[Entries provided]
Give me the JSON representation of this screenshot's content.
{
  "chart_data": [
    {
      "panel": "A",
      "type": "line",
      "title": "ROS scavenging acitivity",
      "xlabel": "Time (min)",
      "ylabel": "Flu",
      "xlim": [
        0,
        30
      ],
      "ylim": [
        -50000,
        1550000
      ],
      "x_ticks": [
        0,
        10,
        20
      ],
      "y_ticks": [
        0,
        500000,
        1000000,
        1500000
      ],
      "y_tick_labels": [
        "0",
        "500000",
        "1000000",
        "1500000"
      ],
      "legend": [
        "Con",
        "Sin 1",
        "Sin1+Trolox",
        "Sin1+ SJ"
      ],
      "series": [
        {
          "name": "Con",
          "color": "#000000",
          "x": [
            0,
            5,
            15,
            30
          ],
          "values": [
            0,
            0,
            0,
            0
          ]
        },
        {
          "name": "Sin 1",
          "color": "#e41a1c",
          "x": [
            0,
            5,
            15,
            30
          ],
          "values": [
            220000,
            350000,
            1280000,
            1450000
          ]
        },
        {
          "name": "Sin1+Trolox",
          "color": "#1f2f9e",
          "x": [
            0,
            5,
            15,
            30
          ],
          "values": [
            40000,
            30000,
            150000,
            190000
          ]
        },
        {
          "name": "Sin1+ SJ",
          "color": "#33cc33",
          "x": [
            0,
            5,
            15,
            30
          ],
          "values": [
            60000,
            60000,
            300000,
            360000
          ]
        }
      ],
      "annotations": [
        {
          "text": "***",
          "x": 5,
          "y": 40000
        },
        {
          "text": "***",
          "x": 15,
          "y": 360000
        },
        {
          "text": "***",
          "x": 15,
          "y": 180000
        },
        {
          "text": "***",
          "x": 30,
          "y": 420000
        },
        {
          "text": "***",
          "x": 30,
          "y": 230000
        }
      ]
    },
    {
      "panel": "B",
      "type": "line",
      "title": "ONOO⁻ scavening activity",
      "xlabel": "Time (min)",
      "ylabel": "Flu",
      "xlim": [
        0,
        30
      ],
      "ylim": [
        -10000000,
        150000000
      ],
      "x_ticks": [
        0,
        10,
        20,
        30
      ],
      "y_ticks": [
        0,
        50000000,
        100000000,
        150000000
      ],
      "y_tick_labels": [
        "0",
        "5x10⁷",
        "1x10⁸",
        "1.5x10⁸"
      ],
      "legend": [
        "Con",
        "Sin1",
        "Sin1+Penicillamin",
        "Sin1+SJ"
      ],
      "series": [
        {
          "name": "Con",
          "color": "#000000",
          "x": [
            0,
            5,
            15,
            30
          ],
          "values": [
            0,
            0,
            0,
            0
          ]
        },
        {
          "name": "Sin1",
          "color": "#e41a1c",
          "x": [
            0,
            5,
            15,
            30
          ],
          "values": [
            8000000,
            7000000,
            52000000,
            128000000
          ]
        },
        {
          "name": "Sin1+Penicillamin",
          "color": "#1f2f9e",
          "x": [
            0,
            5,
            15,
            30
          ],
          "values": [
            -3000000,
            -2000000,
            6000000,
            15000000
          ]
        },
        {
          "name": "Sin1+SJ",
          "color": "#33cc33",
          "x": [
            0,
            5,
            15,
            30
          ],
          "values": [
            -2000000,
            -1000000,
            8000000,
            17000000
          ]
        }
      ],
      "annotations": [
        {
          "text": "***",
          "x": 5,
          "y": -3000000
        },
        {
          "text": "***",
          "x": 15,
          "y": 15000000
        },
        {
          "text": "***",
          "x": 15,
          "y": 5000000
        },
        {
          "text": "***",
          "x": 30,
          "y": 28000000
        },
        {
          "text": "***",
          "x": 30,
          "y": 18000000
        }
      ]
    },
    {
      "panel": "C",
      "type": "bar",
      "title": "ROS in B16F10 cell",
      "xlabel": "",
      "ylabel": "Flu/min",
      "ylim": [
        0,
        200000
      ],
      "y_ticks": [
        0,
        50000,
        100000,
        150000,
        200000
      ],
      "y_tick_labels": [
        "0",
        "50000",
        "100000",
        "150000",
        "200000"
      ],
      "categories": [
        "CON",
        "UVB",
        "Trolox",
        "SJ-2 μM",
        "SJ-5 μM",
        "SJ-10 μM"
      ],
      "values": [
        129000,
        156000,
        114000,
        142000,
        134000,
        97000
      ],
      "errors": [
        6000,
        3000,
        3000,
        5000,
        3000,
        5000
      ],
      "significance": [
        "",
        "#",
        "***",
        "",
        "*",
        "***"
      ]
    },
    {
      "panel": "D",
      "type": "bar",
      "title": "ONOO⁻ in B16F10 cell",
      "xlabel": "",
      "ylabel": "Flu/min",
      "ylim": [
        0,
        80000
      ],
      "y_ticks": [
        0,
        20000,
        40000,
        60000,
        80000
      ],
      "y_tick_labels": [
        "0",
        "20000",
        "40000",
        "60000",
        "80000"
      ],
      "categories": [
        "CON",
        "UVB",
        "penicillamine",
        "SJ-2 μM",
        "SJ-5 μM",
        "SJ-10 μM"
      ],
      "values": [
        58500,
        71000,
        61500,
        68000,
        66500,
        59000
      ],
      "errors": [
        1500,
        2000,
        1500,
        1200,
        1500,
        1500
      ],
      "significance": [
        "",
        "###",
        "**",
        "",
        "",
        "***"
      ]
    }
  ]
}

[Short exercise] Extract each line of the material exactly as it stands.

[Exercise result]
Give me the JSON representation of this screenshot's content.
{
  "chart_data": [
    {
      "panel": "A",
      "type": "line",
      "title": "ROS scavenging acitivity",
      "xlabel": "Time (min)",
      "ylabel": "Flu",
      "xlim": [
        0,
        30
      ],
      "ylim": [
        -50000,
        1550000
      ],
      "x_ticks": [
        0,
        10,
        20
      ],
      "y_ticks": [
        0,
        500000,
        1000000,
        1500000
      ],
      "y_tick_labels": [
        "0",
        "500000",
        "1000000",
        "1500000"
      ],
      "legend": [
        "Con",
        "Sin 1",
        "Sin1+Trolox",
        "Sin1+ SJ"
      ],
      "series": [
        {
          "name": "Con",
          "color": "#000000",
          "x": [
            0,
            5,
            15,
            30
          ],
          "values": [
            0,
            0,
            0,
            0
          ]
        },
        {
          "name": "Sin 1",
          "color": "#e41a1c",
          "x": [
            0,
            5,
            15,
            30
          ],
          "values": [
            220000,
            350000,
            1280000,
            1450000
          ]
        },
        {
          "name": "Sin1+Trolox",
          "color": "#1f2f9e",
          "x": [
            0,
            5,
            15,
            30
          ],
          "values": [
            40000,
            30000,
            150000,
            190000
          ]
        },
        {
          "name": "Sin1+ SJ",
          "color": "#33cc33",
          "x": [
            0,
            5,
            15,
            30
          ],
          "values": [
            60000,
            60000,
            300000,
            360000
          ]
        }
      ],
      "annotations": [
        {
          "text": "***",
          "x": 5,
          "y": 40000
        },
        {
          "text": "***",
          "x": 15,
          "y": 360000
        },
        {
          "text": "***",
          "x": 15,
          "y": 180000
        },
        {
          "text": "***",
          "x": 30,
          "y": 420000
        },
        {
          "text": "***",
          "x": 30,
          "y": 230000
        }
      ]
    },
    {
      "panel": "B",
      "type": "line",
      "title": "ONOO⁻ scavening activity",
      "xlabel": "Time (min)",
      "ylabel": "Flu",
      "xlim": [
        0,
        30
      ],
      "ylim": [
        -10000000,
        150000000
      ],
      "x_ticks": [
        0,
        10,
        20,
        30
      ],
      "y_ticks": [
        0,
        50000000,
        100000000,
        150000000
      ],
      "y_tick_labels": [
        "0",
        "5x10⁷",
        "1x10⁸",
        "1.5x10⁸"
      ],
      "legend": [
        "Con",
        "Sin1",
        "Sin1+Penicillamin",
        "Sin1+SJ"
      ],
      "series": [
        {
          "name": "Con",
          "color": "#000000",
          "x": [
            0,
            5,
            15,
            30
          ],
          "values": [
            0,
            0,
            0,
            0
          ]
        },
        {
          "name": "Sin1",
          "color": "#e41a1c",
          "x": [
            0,
            5,
            15,
            30
          ],
          "values": [
            8000000,
            7000000,
            52000000,
            128000000
          ]
        },
        {
          "name": "Sin1+Penicillamin",
          "color": "#1f2f9e",
          "x": [
            0,
            5,
            15,
            30
          ],
          "values": [
            -3000000,
            -2000000,
            6000000,
            15000000
          ]
        },
        {
          "name": "Sin1+SJ",
          "color": "#33cc33",
          "x": [
            0,
            5,
            15,
            30
          ],
          "values": [
            -2000000,
            -1000000,
            8000000,
            17000000
          ]
        }
      ],
      "annotations": [
        {
          "text": "***",
          "x": 5,
          "y": -3000000
        },
        {
          "text": "***",
          "x": 15,
          "y": 15000000
        },
        {
          "text": "***",
          "x": 15,
          "y": 5000000
        },
        {
          "text": "***",
          "x": 30,
          "y": 28000000
        },
        {
          "text": "***",
          "x": 30,
          "y": 18000000
        }
      ]
    },
    {
      "panel": "C",
      "type": "bar",
      "title": "ROS in B16F10 cell",
      "xlabel": "",
      "ylabel": "Flu/min",
      "ylim": [
        0,
        200000
      ],
      "y_ticks": [
        0,
        50000,
        100000,
        150000,
        200000
      ],
      "y_tick_labels": [
        "0",
        "50000",
        "100000",
        "150000",
        "200000"
      ],
      "categories": [
        "CON",
        "UVB",
        "Trolox",
        "SJ-2 μM",
        "SJ-5 μM",
        "SJ-10 μM"
      ],
      "values": [
        129000,
        156000,
        114000,
        142000,
        134000,
        97000
      ],
      "errors": [
        6000,
        3000,
        3000,
        5000,
        3000,
        5000
      ],
      "significance": [
        "",
        "#",
        "***",
        "",
        "*",
        "***"
      ]
    },
    {
      "panel": "D",
      "type": "bar",
      "title": "ONOO⁻ in B16F10 cell",
      "xlabel": "",
      "ylabel": "Flu/min",
      "ylim": [
        0,
        80000
      ],
      "y_ticks": [
        0,
        20000,
        40000,
        60000,
        80000
      ],
      "y_tick_labels": [
        "0",
        "20000",
        "40000",
        "60000",
        "80000"
      ],
      "categories": [
        "CON",
        "UVB",
        "penicillamine",
        "SJ-2 μM",
        "SJ-5 μM",
        "SJ-10 μM"
      ],
      "values": [
        58500,
        71000,
        61500,
        68000,
        66500,
        59000
      ],
      "errors": [
        1500,
        2000,
        1500,
        1200,
        1500,
        1500
      ],
      "significance": [
        "",
        "###",
        "**",
        "",
        "",
        "***"
      ]
    }
  ]
}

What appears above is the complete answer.